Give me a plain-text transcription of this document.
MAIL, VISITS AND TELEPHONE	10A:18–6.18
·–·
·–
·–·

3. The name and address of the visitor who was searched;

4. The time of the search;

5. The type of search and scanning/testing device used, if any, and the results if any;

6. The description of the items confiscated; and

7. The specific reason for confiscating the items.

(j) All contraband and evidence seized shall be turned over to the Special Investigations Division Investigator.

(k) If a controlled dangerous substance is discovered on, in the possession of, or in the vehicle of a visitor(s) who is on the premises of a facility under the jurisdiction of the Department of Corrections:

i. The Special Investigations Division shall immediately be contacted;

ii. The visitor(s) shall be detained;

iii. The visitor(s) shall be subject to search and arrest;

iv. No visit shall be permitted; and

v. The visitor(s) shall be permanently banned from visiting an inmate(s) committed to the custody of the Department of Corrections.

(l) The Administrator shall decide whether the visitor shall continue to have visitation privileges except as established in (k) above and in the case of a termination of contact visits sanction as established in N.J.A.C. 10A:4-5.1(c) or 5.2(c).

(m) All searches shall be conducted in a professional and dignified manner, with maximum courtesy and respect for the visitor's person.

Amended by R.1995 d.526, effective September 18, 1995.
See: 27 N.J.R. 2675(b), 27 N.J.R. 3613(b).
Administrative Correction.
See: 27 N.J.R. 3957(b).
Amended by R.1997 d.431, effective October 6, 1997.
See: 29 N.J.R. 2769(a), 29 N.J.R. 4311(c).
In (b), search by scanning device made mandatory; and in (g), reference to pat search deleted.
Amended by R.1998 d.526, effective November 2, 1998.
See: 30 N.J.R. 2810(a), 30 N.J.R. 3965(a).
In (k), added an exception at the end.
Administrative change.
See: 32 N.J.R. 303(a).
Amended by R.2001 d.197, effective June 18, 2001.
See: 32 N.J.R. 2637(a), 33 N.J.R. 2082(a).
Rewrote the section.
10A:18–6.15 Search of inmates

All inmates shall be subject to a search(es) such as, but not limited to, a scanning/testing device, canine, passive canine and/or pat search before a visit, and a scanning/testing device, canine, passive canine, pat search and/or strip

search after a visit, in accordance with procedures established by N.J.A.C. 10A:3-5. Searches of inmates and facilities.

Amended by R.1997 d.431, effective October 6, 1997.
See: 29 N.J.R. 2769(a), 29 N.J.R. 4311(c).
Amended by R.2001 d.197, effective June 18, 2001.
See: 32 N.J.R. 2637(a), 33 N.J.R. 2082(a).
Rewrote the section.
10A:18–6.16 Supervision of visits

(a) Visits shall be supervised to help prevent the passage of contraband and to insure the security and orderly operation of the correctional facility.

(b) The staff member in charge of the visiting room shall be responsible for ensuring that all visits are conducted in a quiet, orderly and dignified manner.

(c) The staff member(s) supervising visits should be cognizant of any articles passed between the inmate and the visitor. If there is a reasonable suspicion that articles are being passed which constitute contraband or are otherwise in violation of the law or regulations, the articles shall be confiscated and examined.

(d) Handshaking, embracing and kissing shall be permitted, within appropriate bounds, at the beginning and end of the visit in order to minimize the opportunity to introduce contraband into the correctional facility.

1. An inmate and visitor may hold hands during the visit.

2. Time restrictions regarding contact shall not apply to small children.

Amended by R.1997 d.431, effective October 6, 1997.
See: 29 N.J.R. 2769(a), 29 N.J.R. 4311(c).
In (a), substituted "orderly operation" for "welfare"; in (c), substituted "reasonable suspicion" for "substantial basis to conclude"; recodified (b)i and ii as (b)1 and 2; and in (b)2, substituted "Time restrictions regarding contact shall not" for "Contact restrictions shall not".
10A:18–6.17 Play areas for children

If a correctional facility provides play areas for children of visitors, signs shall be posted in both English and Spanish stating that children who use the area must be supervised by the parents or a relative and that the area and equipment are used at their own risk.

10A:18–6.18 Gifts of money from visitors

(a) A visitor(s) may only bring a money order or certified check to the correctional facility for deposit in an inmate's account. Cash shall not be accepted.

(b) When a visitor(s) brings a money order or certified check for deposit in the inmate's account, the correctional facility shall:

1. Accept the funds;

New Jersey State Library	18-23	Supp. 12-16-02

THE TASK - Give the number of lines where the string "Investigations" occurs, without any further text.

SOLUTION TO THE PROBLEM - 2